* [Instructions for the task]: Gather, from the listing beneath this task, every line holding the string "получения".

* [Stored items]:

┌──

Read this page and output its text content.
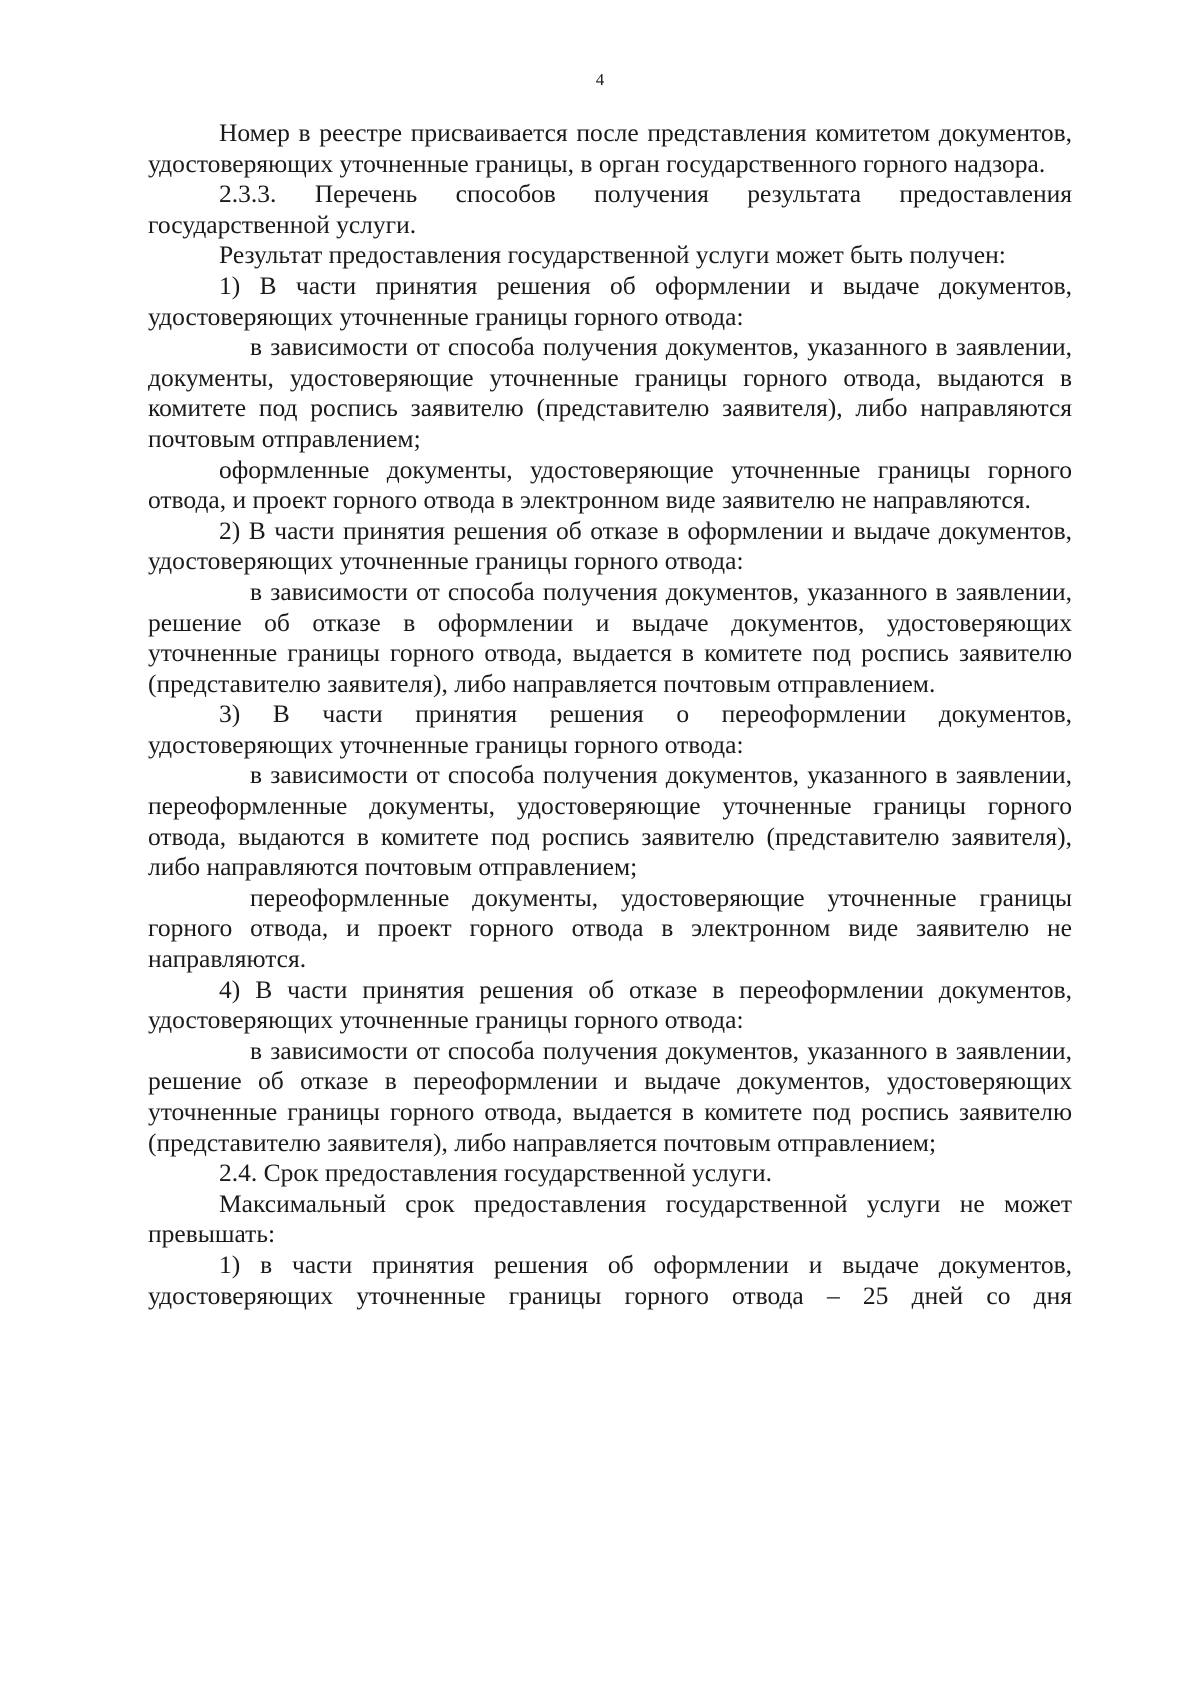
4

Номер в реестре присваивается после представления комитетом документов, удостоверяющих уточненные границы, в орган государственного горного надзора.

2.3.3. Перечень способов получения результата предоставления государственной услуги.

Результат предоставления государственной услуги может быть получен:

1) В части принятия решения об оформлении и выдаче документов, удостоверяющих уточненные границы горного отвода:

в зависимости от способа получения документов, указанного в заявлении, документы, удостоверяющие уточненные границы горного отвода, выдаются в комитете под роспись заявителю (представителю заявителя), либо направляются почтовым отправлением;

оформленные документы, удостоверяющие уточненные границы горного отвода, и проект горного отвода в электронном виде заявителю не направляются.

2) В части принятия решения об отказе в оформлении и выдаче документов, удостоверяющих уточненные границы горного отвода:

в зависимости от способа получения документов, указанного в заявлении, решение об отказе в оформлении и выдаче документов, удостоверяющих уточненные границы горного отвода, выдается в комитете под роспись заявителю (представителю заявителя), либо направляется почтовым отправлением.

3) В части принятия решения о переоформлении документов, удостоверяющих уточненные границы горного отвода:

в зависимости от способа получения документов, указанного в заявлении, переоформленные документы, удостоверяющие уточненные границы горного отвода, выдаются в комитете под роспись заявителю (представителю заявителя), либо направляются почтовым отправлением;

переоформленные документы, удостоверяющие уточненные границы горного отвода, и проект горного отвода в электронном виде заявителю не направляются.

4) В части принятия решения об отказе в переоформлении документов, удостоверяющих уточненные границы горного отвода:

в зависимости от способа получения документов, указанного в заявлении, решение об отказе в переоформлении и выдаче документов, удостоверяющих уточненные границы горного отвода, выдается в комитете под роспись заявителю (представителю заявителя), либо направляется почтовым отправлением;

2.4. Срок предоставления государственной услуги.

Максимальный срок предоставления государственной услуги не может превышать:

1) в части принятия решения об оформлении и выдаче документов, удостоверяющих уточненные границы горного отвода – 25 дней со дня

└──
┌──

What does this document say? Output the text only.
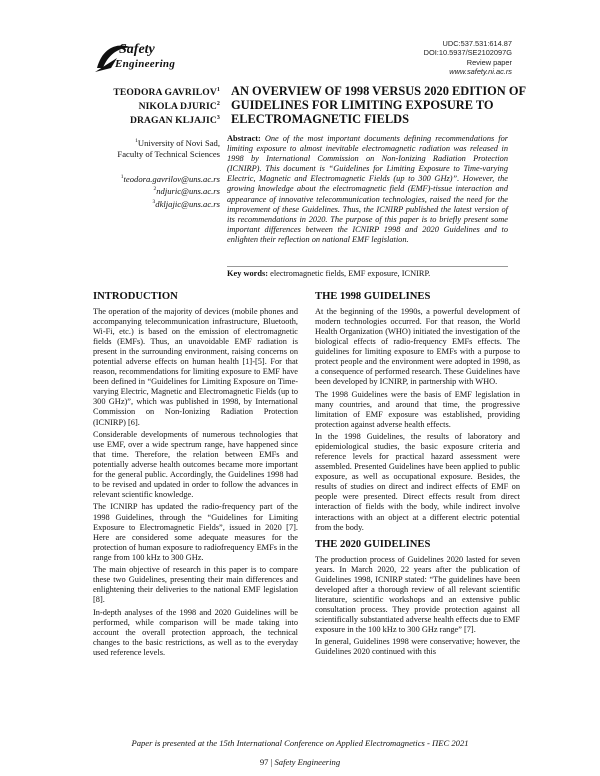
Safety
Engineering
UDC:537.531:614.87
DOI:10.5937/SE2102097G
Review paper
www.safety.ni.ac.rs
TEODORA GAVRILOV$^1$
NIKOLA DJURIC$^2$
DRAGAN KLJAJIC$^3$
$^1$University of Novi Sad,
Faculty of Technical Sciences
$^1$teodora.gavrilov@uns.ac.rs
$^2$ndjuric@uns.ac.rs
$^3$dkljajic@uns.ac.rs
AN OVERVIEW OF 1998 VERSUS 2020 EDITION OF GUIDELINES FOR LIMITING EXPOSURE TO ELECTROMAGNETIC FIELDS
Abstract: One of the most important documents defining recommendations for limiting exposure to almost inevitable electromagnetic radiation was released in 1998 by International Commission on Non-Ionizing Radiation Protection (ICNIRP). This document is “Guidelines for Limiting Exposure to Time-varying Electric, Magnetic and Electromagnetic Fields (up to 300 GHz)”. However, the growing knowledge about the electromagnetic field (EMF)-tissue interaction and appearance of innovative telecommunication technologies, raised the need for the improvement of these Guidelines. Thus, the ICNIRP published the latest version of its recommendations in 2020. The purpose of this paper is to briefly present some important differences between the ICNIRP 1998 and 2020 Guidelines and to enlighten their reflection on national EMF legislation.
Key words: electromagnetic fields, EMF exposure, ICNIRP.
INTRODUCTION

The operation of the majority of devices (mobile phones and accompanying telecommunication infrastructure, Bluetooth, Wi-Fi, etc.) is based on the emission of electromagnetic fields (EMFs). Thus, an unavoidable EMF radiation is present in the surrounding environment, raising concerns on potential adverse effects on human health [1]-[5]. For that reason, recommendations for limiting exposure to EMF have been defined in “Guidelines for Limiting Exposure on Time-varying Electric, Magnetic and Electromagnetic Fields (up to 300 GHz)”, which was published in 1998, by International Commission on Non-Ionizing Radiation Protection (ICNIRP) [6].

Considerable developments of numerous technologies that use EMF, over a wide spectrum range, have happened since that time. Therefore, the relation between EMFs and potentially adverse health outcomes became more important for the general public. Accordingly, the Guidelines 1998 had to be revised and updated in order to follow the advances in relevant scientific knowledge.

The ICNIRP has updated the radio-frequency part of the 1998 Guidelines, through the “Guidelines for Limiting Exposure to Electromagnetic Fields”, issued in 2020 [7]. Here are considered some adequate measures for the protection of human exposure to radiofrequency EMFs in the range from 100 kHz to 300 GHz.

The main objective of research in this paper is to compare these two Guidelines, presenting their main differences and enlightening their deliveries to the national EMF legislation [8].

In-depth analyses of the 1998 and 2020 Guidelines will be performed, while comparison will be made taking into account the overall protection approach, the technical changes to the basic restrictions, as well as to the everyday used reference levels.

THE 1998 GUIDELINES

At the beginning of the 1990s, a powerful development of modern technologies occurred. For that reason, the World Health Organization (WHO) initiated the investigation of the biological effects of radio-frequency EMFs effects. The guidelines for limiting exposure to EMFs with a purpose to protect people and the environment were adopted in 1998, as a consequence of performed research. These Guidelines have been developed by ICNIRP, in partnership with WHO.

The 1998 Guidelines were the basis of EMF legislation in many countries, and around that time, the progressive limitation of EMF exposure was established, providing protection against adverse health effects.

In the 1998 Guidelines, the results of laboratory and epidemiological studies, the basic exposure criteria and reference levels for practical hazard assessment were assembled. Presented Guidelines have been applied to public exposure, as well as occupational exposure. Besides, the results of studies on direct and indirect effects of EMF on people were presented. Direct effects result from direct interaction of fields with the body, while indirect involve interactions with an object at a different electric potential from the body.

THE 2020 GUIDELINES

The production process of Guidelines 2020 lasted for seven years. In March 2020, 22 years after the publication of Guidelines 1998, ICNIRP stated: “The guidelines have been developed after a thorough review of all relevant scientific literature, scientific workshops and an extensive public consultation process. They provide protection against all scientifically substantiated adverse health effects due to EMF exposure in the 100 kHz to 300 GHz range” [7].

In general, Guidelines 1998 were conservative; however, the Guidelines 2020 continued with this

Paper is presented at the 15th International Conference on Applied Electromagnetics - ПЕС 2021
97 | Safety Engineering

└──
┌──

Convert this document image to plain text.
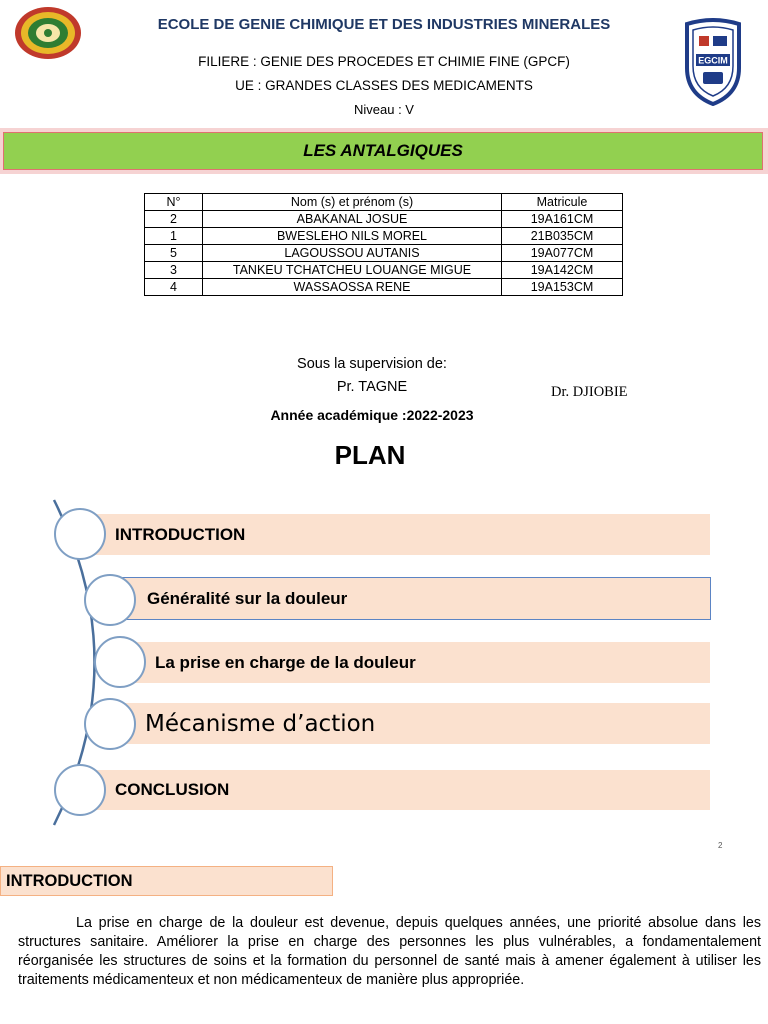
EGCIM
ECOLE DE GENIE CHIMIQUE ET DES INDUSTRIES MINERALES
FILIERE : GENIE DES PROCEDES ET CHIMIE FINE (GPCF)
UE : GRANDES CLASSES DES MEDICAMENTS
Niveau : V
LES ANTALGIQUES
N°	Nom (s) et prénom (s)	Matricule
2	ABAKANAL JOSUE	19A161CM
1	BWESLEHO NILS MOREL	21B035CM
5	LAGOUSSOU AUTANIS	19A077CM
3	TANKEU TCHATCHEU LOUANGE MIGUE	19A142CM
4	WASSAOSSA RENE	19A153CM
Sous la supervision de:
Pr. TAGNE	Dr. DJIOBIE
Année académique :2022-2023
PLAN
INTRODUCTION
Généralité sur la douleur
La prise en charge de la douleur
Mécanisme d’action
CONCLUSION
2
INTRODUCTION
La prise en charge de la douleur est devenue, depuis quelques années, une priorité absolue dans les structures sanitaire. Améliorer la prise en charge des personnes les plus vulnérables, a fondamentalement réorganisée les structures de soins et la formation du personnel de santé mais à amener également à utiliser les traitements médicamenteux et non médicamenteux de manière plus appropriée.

└──

* [Exercise result]:
2.3.3. Перечень способов получения результата предоставления государственной услуги.
в зависимости от способа получения документов, указанного в заявлении, документы, удостоверяющие уточненные границы горного отвода, выдаются в комитете под роспись заявителю (представителю заявителя), либо направляются почтовым отправлением;
в зависимости от способа получения документов, указанного в заявлении, решение об отказе в оформлении и выдаче документов, удостоверяющих уточненные границы горного отвода, выдается в комитете под роспись заявителю (представителю заявителя), либо направляется почтовым отправлением.
в зависимости от способа получения документов, указанного в заявлении, переоформленные документы, удостоверяющие уточненные границы горного отвода, выдаются в комитете под роспись заявителю (представителю заявителя), либо направляются почтовым отправлением;
в зависимости от способа получения документов, указанного в заявлении, решение об отказе в переоформлении и выдаче документов, удостоверяющих уточненные границы горного отвода, выдается в комитете под роспись заявителю (представителю заявителя), либо направляется почтовым отправлением;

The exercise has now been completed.